[RECORDS FOR THIS TASK start]

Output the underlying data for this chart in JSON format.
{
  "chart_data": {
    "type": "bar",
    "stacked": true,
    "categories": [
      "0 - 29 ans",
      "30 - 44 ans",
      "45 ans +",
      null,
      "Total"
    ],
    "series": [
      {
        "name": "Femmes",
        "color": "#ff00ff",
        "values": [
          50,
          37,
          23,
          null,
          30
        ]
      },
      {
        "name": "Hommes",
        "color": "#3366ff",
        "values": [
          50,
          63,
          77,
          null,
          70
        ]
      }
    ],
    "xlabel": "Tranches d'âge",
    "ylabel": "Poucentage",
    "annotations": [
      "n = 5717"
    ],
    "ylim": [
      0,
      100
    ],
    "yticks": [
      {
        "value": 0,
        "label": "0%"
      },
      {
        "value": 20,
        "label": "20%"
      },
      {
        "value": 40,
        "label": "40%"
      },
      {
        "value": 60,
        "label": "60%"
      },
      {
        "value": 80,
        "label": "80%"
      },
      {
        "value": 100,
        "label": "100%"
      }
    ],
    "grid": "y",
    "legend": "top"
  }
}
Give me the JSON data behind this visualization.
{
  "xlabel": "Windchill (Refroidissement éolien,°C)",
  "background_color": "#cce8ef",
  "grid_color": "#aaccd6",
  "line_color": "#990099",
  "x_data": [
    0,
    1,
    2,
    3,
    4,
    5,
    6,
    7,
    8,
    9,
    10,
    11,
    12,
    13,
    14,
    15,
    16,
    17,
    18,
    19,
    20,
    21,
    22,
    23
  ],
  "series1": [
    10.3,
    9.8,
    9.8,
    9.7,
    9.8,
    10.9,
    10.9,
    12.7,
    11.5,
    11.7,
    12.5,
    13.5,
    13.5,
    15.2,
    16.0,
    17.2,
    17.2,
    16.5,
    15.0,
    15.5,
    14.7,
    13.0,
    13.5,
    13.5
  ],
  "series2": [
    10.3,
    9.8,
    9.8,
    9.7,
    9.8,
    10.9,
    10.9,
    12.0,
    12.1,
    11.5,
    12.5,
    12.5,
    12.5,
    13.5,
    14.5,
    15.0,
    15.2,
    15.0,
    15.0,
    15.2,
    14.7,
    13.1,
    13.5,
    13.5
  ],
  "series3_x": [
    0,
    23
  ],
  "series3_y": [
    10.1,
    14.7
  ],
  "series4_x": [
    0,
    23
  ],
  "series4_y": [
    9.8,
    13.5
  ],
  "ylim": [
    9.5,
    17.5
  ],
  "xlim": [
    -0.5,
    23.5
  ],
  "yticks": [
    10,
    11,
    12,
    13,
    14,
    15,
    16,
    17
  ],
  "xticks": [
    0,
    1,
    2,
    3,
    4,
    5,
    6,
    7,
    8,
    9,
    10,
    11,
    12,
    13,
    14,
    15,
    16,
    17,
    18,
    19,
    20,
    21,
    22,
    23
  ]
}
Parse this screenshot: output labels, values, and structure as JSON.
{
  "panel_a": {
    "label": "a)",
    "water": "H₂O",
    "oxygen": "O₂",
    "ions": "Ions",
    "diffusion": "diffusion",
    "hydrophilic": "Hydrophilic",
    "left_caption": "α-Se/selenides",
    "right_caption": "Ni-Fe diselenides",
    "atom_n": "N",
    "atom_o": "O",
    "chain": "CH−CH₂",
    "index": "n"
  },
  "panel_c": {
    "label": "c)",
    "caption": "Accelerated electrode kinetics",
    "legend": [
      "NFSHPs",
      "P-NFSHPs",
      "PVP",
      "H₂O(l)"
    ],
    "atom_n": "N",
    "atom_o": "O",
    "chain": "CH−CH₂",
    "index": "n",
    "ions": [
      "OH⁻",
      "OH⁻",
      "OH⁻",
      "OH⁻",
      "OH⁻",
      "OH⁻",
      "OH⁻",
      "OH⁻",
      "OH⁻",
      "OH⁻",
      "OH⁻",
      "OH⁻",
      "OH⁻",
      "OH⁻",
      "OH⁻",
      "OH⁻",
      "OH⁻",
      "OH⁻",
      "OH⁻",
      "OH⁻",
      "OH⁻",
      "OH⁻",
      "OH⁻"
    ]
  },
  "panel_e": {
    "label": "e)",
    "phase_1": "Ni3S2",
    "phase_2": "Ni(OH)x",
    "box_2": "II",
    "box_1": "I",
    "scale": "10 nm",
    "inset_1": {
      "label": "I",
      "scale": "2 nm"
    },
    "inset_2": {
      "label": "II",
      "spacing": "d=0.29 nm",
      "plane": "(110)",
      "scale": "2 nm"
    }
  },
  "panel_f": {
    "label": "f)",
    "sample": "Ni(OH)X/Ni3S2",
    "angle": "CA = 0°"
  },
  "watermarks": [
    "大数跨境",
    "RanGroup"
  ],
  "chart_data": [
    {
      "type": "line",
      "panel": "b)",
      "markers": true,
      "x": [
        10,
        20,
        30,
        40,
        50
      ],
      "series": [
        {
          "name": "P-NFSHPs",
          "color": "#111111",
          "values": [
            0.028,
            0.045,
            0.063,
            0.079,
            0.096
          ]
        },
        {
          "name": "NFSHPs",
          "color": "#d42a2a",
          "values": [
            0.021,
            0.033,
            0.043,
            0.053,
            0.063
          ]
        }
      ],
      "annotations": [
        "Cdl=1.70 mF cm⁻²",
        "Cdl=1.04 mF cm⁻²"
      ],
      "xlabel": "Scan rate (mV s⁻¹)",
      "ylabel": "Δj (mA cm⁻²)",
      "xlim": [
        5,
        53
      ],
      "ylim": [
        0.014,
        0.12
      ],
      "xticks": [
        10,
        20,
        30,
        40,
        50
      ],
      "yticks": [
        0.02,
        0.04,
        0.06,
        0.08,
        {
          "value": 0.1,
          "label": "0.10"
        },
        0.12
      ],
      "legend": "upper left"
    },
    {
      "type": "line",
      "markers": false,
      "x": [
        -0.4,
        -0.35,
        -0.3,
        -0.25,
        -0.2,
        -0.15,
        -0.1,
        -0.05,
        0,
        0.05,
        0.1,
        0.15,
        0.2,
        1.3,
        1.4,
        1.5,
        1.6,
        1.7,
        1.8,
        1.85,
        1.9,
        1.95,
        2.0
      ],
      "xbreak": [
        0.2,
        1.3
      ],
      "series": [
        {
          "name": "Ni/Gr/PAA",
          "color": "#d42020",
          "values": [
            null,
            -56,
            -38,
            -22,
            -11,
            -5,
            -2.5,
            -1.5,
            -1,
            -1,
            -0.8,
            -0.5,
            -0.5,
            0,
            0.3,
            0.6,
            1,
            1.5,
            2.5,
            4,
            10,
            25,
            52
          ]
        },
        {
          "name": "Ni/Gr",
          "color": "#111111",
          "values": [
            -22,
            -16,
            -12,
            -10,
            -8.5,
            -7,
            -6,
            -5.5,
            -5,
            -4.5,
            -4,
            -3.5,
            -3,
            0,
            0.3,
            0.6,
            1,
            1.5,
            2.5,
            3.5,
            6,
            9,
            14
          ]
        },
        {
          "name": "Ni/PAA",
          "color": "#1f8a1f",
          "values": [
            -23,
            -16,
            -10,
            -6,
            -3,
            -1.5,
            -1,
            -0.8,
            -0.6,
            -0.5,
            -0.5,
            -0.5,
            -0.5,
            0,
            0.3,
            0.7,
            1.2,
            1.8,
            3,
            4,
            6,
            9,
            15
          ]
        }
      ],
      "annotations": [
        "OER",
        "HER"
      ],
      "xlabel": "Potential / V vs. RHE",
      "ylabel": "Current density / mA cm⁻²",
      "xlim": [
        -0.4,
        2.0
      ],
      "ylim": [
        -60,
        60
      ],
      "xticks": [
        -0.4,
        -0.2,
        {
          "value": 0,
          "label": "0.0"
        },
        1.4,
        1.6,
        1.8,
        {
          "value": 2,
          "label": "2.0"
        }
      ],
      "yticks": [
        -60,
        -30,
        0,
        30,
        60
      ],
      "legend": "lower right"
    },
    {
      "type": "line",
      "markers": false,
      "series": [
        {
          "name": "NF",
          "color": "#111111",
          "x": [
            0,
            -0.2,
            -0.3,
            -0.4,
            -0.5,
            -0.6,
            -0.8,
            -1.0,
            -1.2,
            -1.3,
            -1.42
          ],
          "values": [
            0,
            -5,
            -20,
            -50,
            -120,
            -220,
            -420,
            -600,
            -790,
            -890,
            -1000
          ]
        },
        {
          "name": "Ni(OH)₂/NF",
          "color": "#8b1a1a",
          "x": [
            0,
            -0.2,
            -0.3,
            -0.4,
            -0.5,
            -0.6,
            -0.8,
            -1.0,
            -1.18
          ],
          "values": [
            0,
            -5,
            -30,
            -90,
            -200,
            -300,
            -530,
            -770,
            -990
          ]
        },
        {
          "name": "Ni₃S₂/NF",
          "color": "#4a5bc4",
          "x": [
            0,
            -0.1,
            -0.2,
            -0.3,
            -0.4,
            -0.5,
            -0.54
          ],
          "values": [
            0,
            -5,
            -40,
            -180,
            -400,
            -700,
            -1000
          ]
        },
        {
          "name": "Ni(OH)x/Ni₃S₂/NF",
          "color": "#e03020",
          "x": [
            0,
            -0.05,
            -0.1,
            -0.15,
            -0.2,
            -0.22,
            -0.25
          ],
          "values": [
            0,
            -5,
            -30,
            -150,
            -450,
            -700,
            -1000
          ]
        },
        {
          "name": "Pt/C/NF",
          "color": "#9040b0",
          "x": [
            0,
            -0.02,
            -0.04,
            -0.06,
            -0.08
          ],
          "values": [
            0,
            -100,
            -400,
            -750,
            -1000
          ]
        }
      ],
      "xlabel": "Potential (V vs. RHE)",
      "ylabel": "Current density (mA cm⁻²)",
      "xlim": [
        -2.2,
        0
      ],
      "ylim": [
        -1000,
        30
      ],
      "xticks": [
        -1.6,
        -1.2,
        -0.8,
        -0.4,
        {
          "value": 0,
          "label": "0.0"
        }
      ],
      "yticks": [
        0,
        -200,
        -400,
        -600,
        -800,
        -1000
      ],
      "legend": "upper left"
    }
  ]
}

[RECORDS FOR THIS TASK end]

WHAT IS ASKED: Of the lines in the data above, how many contain the word "Potential"? Give only that figure.

WRITTEN SOLUTION: 2